[start of Dataset content]

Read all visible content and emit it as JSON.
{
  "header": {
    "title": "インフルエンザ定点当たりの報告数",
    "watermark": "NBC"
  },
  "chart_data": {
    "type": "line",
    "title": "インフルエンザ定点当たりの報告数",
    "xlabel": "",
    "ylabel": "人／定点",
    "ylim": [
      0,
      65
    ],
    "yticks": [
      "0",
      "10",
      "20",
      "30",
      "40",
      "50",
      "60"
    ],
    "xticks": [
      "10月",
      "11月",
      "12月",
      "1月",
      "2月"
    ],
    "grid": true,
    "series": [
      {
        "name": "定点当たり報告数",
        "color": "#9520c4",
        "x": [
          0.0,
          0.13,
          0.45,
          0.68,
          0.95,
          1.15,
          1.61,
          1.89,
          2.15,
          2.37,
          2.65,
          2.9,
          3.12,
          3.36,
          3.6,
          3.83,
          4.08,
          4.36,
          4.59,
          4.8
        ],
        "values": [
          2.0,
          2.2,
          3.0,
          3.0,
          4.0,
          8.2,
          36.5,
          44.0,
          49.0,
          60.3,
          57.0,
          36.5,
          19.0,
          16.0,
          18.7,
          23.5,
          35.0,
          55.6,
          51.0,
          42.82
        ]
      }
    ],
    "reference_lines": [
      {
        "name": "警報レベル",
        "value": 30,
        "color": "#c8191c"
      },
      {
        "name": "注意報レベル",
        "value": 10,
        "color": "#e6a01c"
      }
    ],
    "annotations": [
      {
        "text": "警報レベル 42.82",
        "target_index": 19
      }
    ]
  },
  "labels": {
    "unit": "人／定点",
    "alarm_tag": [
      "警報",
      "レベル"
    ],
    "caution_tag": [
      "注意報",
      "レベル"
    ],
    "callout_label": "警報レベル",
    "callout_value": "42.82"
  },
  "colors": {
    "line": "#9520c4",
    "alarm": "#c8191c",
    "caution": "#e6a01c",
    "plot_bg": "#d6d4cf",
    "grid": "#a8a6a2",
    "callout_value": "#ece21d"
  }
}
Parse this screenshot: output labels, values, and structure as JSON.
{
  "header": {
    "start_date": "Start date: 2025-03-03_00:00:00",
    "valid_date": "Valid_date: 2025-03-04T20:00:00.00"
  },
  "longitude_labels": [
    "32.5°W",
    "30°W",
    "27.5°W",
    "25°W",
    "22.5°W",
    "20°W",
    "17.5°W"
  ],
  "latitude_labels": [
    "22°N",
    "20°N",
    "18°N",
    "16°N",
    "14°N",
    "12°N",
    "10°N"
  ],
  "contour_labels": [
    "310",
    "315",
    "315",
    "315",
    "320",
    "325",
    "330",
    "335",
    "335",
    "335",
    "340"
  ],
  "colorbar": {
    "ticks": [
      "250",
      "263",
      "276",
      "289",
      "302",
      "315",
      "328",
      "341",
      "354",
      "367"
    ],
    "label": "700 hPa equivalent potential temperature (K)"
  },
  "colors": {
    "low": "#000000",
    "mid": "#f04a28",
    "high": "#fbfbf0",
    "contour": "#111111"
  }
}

[end of Dataset content]

- **Exercise brief**:
Pull out each line of the listing that holds the string "values".

- **Exercise solution**:
        "values": [
Parse this screenshot: output labels, values, and structure as JSON.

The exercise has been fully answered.